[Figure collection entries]
□ □ □ □
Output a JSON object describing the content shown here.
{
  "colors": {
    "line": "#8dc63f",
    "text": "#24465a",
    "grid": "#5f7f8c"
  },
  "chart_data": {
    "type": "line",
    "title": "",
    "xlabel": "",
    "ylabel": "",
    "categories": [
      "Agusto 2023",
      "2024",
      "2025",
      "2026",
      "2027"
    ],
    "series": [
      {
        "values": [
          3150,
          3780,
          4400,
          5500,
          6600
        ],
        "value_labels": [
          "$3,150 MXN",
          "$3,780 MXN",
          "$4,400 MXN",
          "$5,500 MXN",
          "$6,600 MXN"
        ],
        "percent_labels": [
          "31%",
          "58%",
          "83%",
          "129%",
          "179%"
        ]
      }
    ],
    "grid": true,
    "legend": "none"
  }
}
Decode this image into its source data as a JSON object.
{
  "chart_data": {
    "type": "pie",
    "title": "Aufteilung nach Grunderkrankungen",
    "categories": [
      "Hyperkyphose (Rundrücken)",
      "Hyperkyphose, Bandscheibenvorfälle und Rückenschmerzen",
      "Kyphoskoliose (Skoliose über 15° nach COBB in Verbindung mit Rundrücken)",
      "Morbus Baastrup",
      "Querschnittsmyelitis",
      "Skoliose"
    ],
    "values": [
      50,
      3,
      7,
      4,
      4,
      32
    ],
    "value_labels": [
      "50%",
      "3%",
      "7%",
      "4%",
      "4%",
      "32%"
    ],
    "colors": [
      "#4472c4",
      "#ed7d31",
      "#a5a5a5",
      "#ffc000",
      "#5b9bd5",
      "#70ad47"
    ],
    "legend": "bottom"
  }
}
□ □ □ □
[Instructions to follow]: Copy out each record, keeping every word as it is.

[Response to the exercise]:
Output a JSON object describing the content shown here.
{
  "colors": {
    "line": "#8dc63f",
    "text": "#24465a",
    "grid": "#5f7f8c"
  },
  "chart_data": {
    "type": "line",
    "title": "",
    "xlabel": "",
    "ylabel": "",
    "categories": [
      "Agusto 2023",
      "2024",
      "2025",
      "2026",
      "2027"
    ],
    "series": [
      {
        "values": [
          3150,
          3780,
          4400,
          5500,
          6600
        ],
        "value_labels": [
          "$3,150 MXN",
          "$3,780 MXN",
          "$4,400 MXN",
          "$5,500 MXN",
          "$6,600 MXN"
        ],
        "percent_labels": [
          "31%",
          "58%",
          "83%",
          "129%",
          "179%"
        ]
      }
    ],
    "grid": true,
    "legend": "none"
  }
}
Decode this image into its source data as a JSON object.
{
  "chart_data": {
    "type": "pie",
    "title": "Aufteilung nach Grunderkrankungen",
    "categories": [
      "Hyperkyphose (Rundrücken)",
      "Hyperkyphose, Bandscheibenvorfälle und Rückenschmerzen",
      "Kyphoskoliose (Skoliose über 15° nach COBB in Verbindung mit Rundrücken)",
      "Morbus Baastrup",
      "Querschnittsmyelitis",
      "Skoliose"
    ],
    "values": [
      50,
      3,
      7,
      4,
      4,
      32
    ],
    "value_labels": [
      "50%",
      "3%",
      "7%",
      "4%",
      "4%",
      "32%"
    ],
    "colors": [
      "#4472c4",
      "#ed7d31",
      "#a5a5a5",
      "#ffc000",
      "#5b9bd5",
      "#70ad47"
    ],
    "legend": "bottom"
  }
}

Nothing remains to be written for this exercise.